╭──

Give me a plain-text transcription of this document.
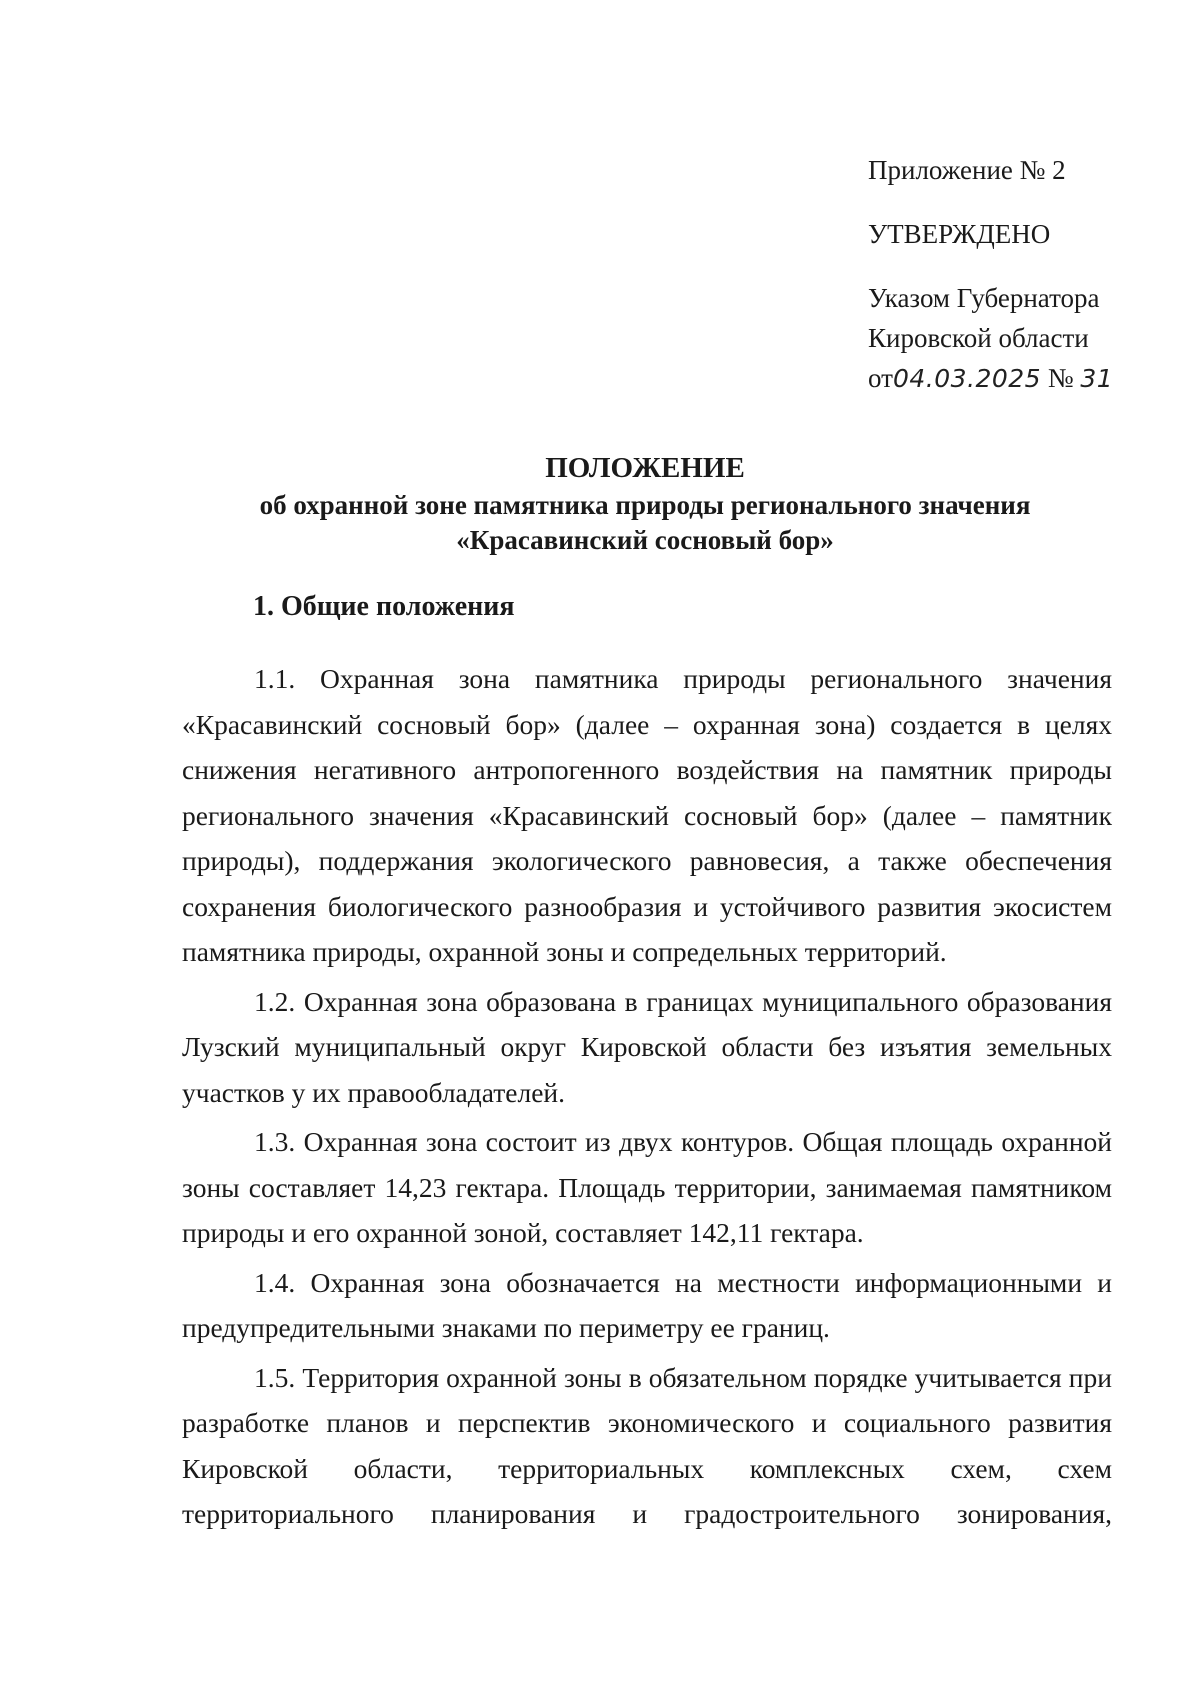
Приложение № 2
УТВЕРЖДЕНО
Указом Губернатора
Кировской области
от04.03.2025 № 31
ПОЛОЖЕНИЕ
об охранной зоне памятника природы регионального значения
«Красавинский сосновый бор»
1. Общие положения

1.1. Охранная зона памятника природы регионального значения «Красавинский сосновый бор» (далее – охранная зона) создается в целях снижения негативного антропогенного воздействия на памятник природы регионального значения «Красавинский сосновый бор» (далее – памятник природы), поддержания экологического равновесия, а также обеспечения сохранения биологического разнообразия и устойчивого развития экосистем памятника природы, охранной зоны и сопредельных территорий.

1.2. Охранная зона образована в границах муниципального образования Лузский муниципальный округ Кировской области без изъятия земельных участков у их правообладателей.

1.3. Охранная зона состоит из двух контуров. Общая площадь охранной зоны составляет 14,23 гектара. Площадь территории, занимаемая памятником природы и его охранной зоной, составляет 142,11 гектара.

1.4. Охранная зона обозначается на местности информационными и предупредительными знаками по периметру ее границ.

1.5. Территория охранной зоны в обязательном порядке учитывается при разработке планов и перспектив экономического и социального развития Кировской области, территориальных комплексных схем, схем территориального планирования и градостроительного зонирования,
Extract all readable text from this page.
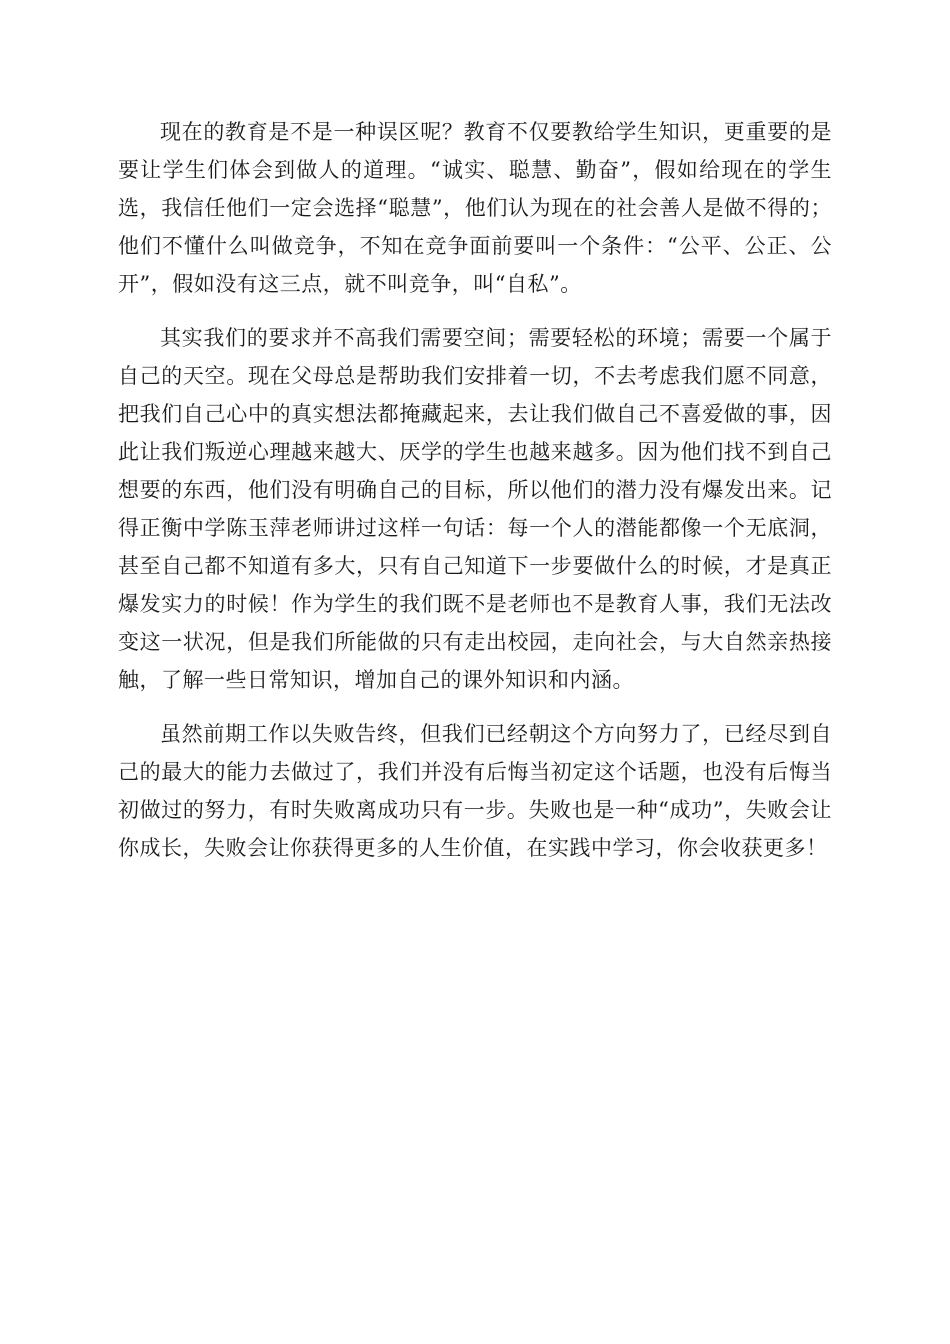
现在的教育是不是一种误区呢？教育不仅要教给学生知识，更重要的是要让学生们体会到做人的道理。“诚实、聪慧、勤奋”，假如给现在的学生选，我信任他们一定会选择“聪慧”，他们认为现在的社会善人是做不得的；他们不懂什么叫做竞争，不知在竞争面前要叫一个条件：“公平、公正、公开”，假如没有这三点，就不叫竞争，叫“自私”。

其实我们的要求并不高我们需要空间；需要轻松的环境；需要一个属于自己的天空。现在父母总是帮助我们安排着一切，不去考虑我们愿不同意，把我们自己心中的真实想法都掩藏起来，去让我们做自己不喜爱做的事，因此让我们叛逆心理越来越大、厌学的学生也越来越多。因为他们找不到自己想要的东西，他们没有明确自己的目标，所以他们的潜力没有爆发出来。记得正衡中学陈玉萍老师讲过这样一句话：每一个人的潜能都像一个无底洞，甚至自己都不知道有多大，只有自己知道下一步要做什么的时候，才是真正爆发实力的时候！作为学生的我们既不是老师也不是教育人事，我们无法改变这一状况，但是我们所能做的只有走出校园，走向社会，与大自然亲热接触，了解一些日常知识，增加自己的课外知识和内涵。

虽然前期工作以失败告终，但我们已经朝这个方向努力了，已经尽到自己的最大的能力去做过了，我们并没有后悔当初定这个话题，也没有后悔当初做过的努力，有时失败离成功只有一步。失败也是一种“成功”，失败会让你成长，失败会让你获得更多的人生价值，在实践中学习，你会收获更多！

╰──

Your objective =
Quote all the lines above exactly as given. Do not include the pictures.

Response to the task =
Give me a plain-text transcription of this document.
Приложение № 2
УТВЕРЖДЕНО
Указом Губернатора
Кировской области
от04.03.2025 № 31
ПОЛОЖЕНИЕ
об охранной зоне памятника природы регионального значения
«Красавинский сосновый бор»
1. Общие положения

1.1. Охранная зона памятника природы регионального значения «Красавинский сосновый бор» (далее – охранная зона) создается в целях снижения негативного антропогенного воздействия на памятник природы регионального значения «Красавинский сосновый бор» (далее – памятник природы), поддержания экологического равновесия, а также обеспечения сохранения биологического разнообразия и устойчивого развития экосистем памятника природы, охранной зоны и сопредельных территорий.

1.2. Охранная зона образована в границах муниципального образования Лузский муниципальный округ Кировской области без изъятия земельных участков у их правообладателей.

1.3. Охранная зона состоит из двух контуров. Общая площадь охранной зоны составляет 14,23 гектара. Площадь территории, занимаемая памятником природы и его охранной зоной, составляет 142,11 гектара.

1.4. Охранная зона обозначается на местности информационными и предупредительными знаками по периметру ее границ.

1.5. Территория охранной зоны в обязательном порядке учитывается при разработке планов и перспектив экономического и социального развития Кировской области, территориальных комплексных схем, схем территориального планирования и градостроительного зонирования,
Extract all readable text from this page.
现在的教育是不是一种误区呢？教育不仅要教给学生知识，更重要的是要让学生们体会到做人的道理。“诚实、聪慧、勤奋”，假如给现在的学生选，我信任他们一定会选择“聪慧”，他们认为现在的社会善人是做不得的；他们不懂什么叫做竞争，不知在竞争面前要叫一个条件：“公平、公正、公开”，假如没有这三点，就不叫竞争，叫“自私”。

其实我们的要求并不高我们需要空间；需要轻松的环境；需要一个属于自己的天空。现在父母总是帮助我们安排着一切，不去考虑我们愿不同意，把我们自己心中的真实想法都掩藏起来，去让我们做自己不喜爱做的事，因此让我们叛逆心理越来越大、厌学的学生也越来越多。因为他们找不到自己想要的东西，他们没有明确自己的目标，所以他们的潜力没有爆发出来。记得正衡中学陈玉萍老师讲过这样一句话：每一个人的潜能都像一个无底洞，甚至自己都不知道有多大，只有自己知道下一步要做什么的时候，才是真正爆发实力的时候！作为学生的我们既不是老师也不是教育人事，我们无法改变这一状况，但是我们所能做的只有走出校园，走向社会，与大自然亲热接触，了解一些日常知识，增加自己的课外知识和内涵。

虽然前期工作以失败告终，但我们已经朝这个方向努力了，已经尽到自己的最大的能力去做过了，我们并没有后悔当初定这个话题，也没有后悔当初做过的努力，有时失败离成功只有一步。失败也是一种“成功”，失败会让你成长，失败会让你获得更多的人生价值，在实践中学习，你会收获更多！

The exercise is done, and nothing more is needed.